** Goal **
Collect each line holding the string "Soit".

======

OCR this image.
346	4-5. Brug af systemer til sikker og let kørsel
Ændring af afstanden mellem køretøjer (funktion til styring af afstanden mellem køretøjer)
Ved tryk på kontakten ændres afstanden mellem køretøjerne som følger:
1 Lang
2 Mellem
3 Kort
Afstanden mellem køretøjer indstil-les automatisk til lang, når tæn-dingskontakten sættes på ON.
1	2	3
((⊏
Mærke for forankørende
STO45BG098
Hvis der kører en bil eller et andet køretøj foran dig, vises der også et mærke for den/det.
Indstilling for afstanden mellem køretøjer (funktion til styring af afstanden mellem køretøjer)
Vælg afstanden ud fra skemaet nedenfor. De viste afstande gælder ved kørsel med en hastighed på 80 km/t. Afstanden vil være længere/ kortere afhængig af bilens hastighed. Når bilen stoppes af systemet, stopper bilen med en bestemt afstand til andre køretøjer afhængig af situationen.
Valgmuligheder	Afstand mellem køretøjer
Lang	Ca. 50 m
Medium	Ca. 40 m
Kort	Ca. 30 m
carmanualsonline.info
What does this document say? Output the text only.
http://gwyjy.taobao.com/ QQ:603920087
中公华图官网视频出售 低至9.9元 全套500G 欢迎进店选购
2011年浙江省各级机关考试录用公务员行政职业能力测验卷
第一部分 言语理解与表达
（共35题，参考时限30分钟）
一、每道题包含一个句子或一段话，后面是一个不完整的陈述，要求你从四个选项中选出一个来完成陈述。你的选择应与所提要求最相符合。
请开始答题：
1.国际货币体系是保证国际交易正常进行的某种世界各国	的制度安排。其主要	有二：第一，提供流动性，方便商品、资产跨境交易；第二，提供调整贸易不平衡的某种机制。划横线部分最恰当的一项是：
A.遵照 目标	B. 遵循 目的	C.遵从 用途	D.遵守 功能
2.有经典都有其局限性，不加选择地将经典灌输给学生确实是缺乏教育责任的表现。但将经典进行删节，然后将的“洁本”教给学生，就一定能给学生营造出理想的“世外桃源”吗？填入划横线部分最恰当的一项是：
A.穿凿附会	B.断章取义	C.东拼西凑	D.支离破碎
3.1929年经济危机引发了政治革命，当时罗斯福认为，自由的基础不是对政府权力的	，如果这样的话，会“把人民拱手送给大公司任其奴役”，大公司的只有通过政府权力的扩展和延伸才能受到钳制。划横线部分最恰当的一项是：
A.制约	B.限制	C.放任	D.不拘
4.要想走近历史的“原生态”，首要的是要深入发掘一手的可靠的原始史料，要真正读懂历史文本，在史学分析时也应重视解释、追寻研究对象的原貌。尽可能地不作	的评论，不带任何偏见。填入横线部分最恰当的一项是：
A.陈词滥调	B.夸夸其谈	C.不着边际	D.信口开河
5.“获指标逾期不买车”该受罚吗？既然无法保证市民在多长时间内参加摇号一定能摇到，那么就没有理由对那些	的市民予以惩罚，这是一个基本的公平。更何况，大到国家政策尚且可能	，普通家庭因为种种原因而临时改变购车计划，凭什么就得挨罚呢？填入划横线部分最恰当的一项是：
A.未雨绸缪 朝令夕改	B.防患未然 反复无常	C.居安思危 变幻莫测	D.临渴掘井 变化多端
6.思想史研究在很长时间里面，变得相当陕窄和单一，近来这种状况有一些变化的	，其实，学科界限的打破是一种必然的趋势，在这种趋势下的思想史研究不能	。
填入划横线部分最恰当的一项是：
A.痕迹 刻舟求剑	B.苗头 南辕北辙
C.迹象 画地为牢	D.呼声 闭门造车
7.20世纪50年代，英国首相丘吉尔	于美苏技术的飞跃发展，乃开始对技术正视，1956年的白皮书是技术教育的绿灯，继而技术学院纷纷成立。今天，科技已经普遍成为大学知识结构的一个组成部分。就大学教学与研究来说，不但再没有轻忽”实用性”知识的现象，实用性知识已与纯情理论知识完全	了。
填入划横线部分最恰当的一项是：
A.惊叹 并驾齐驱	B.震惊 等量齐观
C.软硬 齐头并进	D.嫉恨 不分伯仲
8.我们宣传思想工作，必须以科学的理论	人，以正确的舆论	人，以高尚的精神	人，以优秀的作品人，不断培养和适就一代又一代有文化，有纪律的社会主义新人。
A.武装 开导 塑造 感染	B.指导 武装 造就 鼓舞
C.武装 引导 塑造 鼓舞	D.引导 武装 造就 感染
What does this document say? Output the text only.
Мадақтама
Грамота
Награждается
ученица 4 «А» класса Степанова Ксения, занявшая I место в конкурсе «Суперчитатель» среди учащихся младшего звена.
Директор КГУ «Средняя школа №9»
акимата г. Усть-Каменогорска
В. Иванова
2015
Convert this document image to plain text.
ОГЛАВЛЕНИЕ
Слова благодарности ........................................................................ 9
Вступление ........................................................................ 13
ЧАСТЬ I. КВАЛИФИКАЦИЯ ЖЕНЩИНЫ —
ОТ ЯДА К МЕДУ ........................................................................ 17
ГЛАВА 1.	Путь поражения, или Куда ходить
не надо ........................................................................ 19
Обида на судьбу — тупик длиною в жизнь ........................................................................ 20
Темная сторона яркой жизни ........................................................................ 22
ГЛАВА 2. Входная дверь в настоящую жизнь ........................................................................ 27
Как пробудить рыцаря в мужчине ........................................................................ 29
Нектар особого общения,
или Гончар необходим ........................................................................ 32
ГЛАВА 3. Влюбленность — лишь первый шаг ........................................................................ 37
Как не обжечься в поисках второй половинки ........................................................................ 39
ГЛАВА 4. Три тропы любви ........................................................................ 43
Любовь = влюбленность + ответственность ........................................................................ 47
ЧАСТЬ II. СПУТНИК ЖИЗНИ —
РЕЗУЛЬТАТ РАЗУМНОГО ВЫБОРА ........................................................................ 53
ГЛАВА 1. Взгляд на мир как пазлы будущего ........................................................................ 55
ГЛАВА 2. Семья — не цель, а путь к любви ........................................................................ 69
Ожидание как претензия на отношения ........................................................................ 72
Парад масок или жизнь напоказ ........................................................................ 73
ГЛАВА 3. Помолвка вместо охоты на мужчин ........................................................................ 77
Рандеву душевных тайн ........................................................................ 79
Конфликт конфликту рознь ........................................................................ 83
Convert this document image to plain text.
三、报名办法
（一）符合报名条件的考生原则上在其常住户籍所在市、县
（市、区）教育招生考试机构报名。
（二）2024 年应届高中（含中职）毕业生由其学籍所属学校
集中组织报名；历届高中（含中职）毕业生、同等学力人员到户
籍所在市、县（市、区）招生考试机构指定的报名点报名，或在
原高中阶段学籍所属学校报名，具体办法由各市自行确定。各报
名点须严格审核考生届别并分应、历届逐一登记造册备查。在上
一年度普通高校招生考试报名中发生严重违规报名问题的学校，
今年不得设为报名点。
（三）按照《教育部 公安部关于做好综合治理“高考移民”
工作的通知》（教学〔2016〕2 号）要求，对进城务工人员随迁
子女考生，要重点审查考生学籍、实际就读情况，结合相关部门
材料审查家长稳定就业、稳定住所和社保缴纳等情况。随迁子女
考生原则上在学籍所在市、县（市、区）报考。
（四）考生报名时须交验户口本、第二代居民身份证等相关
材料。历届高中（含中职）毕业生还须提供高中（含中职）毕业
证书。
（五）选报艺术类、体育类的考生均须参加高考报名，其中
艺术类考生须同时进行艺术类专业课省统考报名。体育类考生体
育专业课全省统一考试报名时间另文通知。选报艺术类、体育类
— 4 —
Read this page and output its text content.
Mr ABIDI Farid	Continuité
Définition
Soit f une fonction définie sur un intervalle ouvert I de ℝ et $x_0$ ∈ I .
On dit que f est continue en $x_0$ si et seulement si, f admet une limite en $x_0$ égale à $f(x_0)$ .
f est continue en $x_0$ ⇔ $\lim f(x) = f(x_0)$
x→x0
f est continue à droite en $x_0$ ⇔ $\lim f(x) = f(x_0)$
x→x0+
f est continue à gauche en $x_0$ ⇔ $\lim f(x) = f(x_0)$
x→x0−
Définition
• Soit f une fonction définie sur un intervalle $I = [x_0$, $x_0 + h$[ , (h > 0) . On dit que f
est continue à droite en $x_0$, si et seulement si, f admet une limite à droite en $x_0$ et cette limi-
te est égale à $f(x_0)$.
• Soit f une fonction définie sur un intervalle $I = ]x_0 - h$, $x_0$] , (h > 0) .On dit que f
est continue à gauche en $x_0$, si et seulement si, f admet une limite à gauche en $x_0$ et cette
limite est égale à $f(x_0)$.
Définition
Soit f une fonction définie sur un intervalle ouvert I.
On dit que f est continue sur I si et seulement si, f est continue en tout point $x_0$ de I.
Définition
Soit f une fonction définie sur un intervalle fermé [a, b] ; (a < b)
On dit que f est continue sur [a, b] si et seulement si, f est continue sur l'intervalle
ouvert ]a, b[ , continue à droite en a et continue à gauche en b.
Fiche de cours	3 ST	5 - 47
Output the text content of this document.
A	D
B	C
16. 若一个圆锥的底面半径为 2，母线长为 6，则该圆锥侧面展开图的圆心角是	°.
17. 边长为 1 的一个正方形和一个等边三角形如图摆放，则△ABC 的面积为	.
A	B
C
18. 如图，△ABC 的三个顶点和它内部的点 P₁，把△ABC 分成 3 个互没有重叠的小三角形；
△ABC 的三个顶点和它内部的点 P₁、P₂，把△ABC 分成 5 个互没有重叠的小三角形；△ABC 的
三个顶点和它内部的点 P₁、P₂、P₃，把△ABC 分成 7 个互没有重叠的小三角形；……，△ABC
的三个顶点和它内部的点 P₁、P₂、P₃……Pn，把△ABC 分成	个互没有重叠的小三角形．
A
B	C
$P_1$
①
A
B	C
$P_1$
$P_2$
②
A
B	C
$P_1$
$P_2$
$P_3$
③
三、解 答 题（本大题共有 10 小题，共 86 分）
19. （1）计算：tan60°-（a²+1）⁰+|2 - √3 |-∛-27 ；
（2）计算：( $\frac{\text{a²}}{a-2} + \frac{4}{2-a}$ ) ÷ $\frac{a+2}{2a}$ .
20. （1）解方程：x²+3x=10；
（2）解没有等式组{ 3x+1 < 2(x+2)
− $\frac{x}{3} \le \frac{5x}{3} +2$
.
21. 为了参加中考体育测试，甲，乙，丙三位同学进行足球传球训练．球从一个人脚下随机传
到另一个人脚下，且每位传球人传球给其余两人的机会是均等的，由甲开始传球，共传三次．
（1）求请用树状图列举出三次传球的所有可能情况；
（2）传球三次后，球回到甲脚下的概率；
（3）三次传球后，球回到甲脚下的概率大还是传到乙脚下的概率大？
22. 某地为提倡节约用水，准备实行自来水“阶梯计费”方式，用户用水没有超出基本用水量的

======

** Exercise result **
Soit f une fonction définie sur un intervalle ouvert I de ℝ et $x_0$ ∈ I .
• Soit f une fonction définie sur un intervalle $I = [x_0$, $x_0 + h$[ , (h > 0) . On dit que f
• Soit f une fonction définie sur un intervalle $I = ]x_0 - h$, $x_0$] , (h > 0) .On dit que f
Soit f une fonction définie sur un intervalle ouvert I.
Soit f une fonction définie sur un intervalle fermé [a, b] ; (a < b)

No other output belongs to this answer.